* [WHAT TO PRODUCE]: Pick every line with "text" from the material below.

* [RECORD LIST]:
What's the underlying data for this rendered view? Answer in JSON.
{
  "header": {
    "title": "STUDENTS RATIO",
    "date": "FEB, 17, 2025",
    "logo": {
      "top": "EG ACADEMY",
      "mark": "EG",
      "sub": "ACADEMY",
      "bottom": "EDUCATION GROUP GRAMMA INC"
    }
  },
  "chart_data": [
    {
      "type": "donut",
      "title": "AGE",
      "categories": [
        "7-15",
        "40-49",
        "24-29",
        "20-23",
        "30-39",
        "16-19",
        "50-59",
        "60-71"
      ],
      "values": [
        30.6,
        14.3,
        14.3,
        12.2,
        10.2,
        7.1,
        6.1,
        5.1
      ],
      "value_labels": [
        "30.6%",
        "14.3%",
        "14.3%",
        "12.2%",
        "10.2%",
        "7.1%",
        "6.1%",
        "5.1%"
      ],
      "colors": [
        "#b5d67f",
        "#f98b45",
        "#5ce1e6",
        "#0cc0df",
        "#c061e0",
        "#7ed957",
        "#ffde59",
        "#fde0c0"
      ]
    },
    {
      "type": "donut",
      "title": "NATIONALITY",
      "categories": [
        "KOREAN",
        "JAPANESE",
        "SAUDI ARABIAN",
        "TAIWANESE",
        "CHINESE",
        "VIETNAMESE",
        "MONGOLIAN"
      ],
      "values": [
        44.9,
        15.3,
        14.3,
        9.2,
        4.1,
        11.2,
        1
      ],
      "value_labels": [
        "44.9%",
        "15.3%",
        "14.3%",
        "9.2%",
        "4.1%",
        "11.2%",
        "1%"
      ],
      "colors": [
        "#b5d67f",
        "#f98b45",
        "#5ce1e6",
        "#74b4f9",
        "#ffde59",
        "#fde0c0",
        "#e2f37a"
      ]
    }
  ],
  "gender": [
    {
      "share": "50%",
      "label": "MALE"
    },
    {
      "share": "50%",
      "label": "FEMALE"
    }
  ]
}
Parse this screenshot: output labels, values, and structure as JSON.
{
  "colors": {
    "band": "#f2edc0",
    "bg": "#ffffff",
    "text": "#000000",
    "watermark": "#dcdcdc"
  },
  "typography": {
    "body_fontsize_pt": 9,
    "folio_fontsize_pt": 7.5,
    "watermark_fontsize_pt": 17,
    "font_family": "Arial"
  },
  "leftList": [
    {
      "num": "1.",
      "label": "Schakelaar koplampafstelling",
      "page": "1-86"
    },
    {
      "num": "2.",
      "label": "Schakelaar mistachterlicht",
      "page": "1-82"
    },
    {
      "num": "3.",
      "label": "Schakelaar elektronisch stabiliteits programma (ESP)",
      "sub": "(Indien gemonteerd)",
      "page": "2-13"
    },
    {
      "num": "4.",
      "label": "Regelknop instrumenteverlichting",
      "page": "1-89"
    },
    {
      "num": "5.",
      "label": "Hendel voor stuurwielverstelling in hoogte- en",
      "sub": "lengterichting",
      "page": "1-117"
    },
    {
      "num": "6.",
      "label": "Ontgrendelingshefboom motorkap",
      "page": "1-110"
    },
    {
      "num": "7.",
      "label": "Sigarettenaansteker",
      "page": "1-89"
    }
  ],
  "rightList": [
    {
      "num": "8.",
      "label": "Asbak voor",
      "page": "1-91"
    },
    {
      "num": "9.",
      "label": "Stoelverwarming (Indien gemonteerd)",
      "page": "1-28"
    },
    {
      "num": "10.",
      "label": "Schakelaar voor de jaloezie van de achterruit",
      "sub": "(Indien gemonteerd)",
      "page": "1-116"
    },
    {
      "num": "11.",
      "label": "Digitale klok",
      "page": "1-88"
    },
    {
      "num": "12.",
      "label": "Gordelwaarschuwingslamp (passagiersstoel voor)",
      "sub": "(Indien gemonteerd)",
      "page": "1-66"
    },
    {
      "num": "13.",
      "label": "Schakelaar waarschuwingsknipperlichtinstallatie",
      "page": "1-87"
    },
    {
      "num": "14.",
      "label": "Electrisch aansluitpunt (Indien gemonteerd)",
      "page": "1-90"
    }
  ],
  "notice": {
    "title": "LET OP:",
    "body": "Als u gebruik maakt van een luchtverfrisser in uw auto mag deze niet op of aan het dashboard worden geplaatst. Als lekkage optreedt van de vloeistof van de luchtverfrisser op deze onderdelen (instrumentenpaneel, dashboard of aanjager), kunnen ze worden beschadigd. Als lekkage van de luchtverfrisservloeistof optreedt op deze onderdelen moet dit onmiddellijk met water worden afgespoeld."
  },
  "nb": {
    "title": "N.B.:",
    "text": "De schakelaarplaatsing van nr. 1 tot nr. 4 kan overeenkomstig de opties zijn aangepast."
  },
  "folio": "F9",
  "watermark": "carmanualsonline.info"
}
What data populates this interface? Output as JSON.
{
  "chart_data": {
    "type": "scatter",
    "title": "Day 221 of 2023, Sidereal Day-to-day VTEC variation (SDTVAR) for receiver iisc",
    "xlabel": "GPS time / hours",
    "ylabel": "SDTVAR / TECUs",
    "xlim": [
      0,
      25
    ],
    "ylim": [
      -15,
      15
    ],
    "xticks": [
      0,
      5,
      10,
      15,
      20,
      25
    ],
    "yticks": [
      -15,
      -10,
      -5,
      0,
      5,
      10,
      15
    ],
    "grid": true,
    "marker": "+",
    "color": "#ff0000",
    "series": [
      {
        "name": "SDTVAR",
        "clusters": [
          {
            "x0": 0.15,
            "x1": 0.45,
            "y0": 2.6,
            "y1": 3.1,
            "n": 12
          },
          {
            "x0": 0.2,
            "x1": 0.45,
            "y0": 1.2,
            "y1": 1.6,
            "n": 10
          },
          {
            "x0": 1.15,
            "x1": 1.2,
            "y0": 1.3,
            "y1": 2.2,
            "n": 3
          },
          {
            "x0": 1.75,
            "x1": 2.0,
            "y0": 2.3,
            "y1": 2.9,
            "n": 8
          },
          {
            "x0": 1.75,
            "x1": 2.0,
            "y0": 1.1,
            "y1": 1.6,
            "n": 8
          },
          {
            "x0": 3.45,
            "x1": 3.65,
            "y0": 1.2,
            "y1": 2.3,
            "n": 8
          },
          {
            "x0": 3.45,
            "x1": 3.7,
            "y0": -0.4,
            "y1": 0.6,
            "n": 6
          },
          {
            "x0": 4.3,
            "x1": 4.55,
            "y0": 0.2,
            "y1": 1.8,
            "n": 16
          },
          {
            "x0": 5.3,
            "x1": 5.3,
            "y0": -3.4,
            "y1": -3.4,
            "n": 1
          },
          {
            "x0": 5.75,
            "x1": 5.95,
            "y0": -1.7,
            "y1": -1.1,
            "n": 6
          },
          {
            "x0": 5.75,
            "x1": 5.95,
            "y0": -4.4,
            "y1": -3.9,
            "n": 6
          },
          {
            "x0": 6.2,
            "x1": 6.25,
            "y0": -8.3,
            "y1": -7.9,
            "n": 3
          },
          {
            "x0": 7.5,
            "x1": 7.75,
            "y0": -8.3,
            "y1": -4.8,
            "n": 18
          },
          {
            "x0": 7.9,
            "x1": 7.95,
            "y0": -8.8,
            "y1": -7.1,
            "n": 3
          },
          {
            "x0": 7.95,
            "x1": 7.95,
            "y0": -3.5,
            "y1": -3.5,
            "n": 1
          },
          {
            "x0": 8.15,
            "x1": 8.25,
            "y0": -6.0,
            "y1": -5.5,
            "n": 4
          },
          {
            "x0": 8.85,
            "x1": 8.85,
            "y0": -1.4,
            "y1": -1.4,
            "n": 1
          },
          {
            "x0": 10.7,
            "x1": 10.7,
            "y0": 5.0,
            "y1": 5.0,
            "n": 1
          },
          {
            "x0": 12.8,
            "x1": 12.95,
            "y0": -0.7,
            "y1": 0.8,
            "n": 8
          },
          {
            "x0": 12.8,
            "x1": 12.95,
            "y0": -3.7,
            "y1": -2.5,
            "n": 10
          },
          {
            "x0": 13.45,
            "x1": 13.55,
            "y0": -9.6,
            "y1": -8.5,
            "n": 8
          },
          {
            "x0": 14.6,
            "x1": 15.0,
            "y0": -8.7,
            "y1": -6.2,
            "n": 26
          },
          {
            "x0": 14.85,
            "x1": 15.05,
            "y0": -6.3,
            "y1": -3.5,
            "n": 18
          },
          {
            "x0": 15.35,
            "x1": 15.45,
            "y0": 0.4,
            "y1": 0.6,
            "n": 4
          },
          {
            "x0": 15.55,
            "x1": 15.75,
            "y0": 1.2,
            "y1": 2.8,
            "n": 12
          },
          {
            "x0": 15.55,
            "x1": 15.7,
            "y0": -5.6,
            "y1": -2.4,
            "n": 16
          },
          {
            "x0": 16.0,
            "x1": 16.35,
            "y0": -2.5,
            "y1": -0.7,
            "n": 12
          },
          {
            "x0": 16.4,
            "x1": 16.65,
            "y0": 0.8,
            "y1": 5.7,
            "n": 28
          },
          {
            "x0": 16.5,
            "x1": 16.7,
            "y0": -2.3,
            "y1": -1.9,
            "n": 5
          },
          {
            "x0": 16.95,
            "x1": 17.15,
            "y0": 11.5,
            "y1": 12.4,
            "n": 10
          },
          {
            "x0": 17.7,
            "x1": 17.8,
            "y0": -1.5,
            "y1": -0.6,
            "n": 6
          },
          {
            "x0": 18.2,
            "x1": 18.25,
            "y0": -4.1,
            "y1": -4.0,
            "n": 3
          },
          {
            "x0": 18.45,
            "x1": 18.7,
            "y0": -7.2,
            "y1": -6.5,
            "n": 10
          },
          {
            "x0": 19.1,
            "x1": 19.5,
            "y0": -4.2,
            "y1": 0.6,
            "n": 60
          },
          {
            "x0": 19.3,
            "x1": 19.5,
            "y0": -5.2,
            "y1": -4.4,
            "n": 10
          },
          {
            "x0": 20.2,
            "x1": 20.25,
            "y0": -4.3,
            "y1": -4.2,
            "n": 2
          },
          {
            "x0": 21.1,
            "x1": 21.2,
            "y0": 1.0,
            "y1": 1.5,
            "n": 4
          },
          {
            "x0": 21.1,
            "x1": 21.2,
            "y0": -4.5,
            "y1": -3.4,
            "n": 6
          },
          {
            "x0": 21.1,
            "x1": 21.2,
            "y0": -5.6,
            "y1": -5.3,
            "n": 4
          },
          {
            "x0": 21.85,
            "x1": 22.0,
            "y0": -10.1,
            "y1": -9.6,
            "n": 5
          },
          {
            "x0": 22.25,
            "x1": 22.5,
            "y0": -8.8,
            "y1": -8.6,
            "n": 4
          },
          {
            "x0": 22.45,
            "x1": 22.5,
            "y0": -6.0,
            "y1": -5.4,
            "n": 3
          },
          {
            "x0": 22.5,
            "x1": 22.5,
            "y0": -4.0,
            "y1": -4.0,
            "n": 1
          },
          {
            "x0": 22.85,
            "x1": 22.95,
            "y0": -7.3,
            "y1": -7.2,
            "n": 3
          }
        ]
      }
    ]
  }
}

* [EXERCISE RESULT]:
    "text": "#000000",
    "text": "De schakelaarplaatsing van nr. 1 tot nr. 4 kan overeenkomstig de opties zijn aangepast."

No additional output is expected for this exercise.